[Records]
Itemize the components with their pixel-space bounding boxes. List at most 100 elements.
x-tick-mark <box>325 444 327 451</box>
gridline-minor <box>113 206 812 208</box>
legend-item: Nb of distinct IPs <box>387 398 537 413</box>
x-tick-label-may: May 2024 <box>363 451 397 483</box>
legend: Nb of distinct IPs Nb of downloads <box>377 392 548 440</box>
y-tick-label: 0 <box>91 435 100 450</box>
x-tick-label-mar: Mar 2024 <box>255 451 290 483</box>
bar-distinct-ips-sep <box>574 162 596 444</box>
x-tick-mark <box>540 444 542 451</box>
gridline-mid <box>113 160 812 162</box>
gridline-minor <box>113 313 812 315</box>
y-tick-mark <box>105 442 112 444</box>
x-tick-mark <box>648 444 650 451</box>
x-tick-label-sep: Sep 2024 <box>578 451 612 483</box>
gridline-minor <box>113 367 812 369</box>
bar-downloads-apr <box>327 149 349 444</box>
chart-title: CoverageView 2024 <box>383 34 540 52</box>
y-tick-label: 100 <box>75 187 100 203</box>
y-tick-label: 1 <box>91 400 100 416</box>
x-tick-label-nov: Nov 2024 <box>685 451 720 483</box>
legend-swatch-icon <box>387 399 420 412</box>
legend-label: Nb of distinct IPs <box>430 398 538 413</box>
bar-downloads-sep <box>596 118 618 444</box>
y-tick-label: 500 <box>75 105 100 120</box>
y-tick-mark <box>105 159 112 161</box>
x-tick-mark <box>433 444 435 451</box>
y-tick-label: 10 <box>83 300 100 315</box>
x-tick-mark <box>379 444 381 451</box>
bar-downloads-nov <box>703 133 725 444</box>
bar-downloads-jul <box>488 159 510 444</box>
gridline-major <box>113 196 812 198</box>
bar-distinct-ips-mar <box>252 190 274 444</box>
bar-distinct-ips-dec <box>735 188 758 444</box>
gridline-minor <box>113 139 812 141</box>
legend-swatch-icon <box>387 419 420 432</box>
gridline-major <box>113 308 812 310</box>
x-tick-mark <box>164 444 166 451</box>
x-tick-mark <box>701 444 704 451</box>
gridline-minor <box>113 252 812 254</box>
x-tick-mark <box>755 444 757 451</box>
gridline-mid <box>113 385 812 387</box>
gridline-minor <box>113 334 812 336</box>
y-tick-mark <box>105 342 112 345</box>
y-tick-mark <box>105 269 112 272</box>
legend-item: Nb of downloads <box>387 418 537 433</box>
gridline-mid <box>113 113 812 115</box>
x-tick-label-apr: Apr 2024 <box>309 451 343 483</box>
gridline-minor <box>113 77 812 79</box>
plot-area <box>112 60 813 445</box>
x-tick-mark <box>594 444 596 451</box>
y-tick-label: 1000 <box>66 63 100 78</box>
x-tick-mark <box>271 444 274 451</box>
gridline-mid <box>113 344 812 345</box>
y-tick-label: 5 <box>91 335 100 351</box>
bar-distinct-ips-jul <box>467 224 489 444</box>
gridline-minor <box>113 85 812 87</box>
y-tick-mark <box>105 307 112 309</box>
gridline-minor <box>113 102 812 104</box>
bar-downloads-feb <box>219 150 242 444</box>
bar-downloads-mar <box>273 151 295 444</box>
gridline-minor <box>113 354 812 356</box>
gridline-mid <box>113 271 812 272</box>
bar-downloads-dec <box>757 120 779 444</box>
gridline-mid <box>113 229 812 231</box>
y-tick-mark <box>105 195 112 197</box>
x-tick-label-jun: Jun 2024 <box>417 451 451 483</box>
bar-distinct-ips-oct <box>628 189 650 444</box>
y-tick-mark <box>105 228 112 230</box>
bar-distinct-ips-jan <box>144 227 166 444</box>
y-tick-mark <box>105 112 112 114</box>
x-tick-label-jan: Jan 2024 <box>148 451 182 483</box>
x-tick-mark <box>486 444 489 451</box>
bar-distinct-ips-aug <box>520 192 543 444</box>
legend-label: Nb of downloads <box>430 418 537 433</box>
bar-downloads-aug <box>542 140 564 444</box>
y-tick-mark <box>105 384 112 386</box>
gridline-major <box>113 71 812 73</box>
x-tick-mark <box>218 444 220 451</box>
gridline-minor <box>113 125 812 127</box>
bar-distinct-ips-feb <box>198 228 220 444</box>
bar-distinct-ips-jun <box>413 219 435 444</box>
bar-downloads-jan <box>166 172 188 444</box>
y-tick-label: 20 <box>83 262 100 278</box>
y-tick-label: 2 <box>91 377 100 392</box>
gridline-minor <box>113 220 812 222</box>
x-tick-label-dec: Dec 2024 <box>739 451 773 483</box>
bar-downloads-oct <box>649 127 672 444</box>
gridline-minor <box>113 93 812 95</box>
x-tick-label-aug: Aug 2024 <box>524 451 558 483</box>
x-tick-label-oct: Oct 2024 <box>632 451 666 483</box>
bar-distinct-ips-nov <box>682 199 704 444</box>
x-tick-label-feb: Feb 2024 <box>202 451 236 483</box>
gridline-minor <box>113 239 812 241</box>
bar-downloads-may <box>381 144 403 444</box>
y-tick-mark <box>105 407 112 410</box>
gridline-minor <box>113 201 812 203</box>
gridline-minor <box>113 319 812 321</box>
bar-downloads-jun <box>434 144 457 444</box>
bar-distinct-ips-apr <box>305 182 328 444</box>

### Short task
Update the records above by replacing every "Nb of distinct IPs" with "Number of distinct IPs". Leave everything else unchanged.

### Output of the exercise
Itemize the components with their pixel-space bounding boxes. List at most 100 elements.
x-tick-mark <box>325 444 327 451</box>
gridline-minor <box>113 206 812 208</box>
legend-item: Number of distinct IPs <box>387 398 537 413</box>
x-tick-label-may: May 2024 <box>363 451 397 483</box>
legend: Number of distinct IPs Nb of downloads <box>377 392 548 440</box>
y-tick-label: 0 <box>91 435 100 450</box>
x-tick-label-mar: Mar 2024 <box>255 451 290 483</box>
bar-distinct-ips-sep <box>574 162 596 444</box>
x-tick-mark <box>540 444 542 451</box>
gridline-mid <box>113 160 812 162</box>
gridline-minor <box>113 313 812 315</box>
y-tick-mark <box>105 442 112 444</box>
x-tick-mark <box>648 444 650 451</box>
x-tick-label-sep: Sep 2024 <box>578 451 612 483</box>
gridline-minor <box>113 367 812 369</box>
bar-downloads-apr <box>327 149 349 444</box>
chart-title: CoverageView 2024 <box>383 34 540 52</box>
y-tick-label: 100 <box>75 187 100 203</box>
y-tick-label: 1 <box>91 400 100 416</box>
x-tick-label-nov: Nov 2024 <box>685 451 720 483</box>
legend-swatch-icon <box>387 399 420 412</box>
legend-label: Number of distinct IPs <box>430 398 538 413</box>
bar-downloads-sep <box>596 118 618 444</box>
y-tick-label: 500 <box>75 105 100 120</box>
y-tick-mark <box>105 159 112 161</box>
x-tick-mark <box>433 444 435 451</box>
y-tick-label: 10 <box>83 300 100 315</box>
x-tick-mark <box>379 444 381 451</box>
bar-downloads-nov <box>703 133 725 444</box>
bar-downloads-jul <box>488 159 510 444</box>
gridline-major <box>113 196 812 198</box>
bar-distinct-ips-mar <box>252 190 274 444</box>
bar-distinct-ips-dec <box>735 188 758 444</box>
gridline-minor <box>113 139 812 141</box>
legend-swatch-icon <box>387 419 420 432</box>
gridline-major <box>113 308 812 310</box>
x-tick-mark <box>164 444 166 451</box>
x-tick-mark <box>701 444 704 451</box>
gridline-minor <box>113 252 812 254</box>
x-tick-mark <box>755 444 757 451</box>
gridline-mid <box>113 385 812 387</box>
gridline-minor <box>113 334 812 336</box>
y-tick-mark <box>105 342 112 345</box>
y-tick-mark <box>105 269 112 272</box>
legend-item: Nb of downloads <box>387 418 537 433</box>
gridline-mid <box>113 113 812 115</box>
x-tick-label-apr: Apr 2024 <box>309 451 343 483</box>
gridline-minor <box>113 77 812 79</box>
plot-area <box>112 60 813 445</box>
x-tick-mark <box>594 444 596 451</box>
y-tick-label: 1000 <box>66 63 100 78</box>
x-tick-mark <box>271 444 274 451</box>
gridline-mid <box>113 344 812 345</box>
y-tick-label: 5 <box>91 335 100 351</box>
bar-distinct-ips-jul <box>467 224 489 444</box>
gridline-minor <box>113 85 812 87</box>
y-tick-mark <box>105 307 112 309</box>
gridline-minor <box>113 102 812 104</box>
bar-downloads-feb <box>219 150 242 444</box>
bar-downloads-mar <box>273 151 295 444</box>
gridline-minor <box>113 354 812 356</box>
gridline-mid <box>113 271 812 272</box>
bar-downloads-dec <box>757 120 779 444</box>
gridline-mid <box>113 229 812 231</box>
y-tick-mark <box>105 195 112 197</box>
x-tick-label-jun: Jun 2024 <box>417 451 451 483</box>
bar-distinct-ips-oct <box>628 189 650 444</box>
y-tick-mark <box>105 228 112 230</box>
bar-distinct-ips-jan <box>144 227 166 444</box>
y-tick-mark <box>105 112 112 114</box>
x-tick-label-jan: Jan 2024 <box>148 451 182 483</box>
x-tick-mark <box>486 444 489 451</box>
bar-distinct-ips-aug <box>520 192 543 444</box>
legend-label: Nb of downloads <box>430 418 537 433</box>
bar-downloads-aug <box>542 140 564 444</box>
y-tick-mark <box>105 384 112 386</box>
gridline-major <box>113 71 812 73</box>
x-tick-mark <box>218 444 220 451</box>
gridline-minor <box>113 125 812 127</box>
bar-distinct-ips-feb <box>198 228 220 444</box>
bar-distinct-ips-jun <box>413 219 435 444</box>
bar-downloads-jan <box>166 172 188 444</box>
y-tick-label: 20 <box>83 262 100 278</box>
y-tick-label: 2 <box>91 377 100 392</box>
gridline-minor <box>113 220 812 222</box>
x-tick-label-dec: Dec 2024 <box>739 451 773 483</box>
bar-downloads-oct <box>649 127 672 444</box>
gridline-minor <box>113 93 812 95</box>
x-tick-label-aug: Aug 2024 <box>524 451 558 483</box>
x-tick-label-oct: Oct 2024 <box>632 451 666 483</box>
bar-distinct-ips-nov <box>682 199 704 444</box>
x-tick-label-feb: Feb 2024 <box>202 451 236 483</box>
gridline-minor <box>113 239 812 241</box>
bar-downloads-may <box>381 144 403 444</box>
y-tick-mark <box>105 407 112 410</box>
gridline-minor <box>113 201 812 203</box>
gridline-minor <box>113 319 812 321</box>
bar-downloads-jun <box>434 144 457 444</box>
bar-distinct-ips-apr <box>305 182 328 444</box>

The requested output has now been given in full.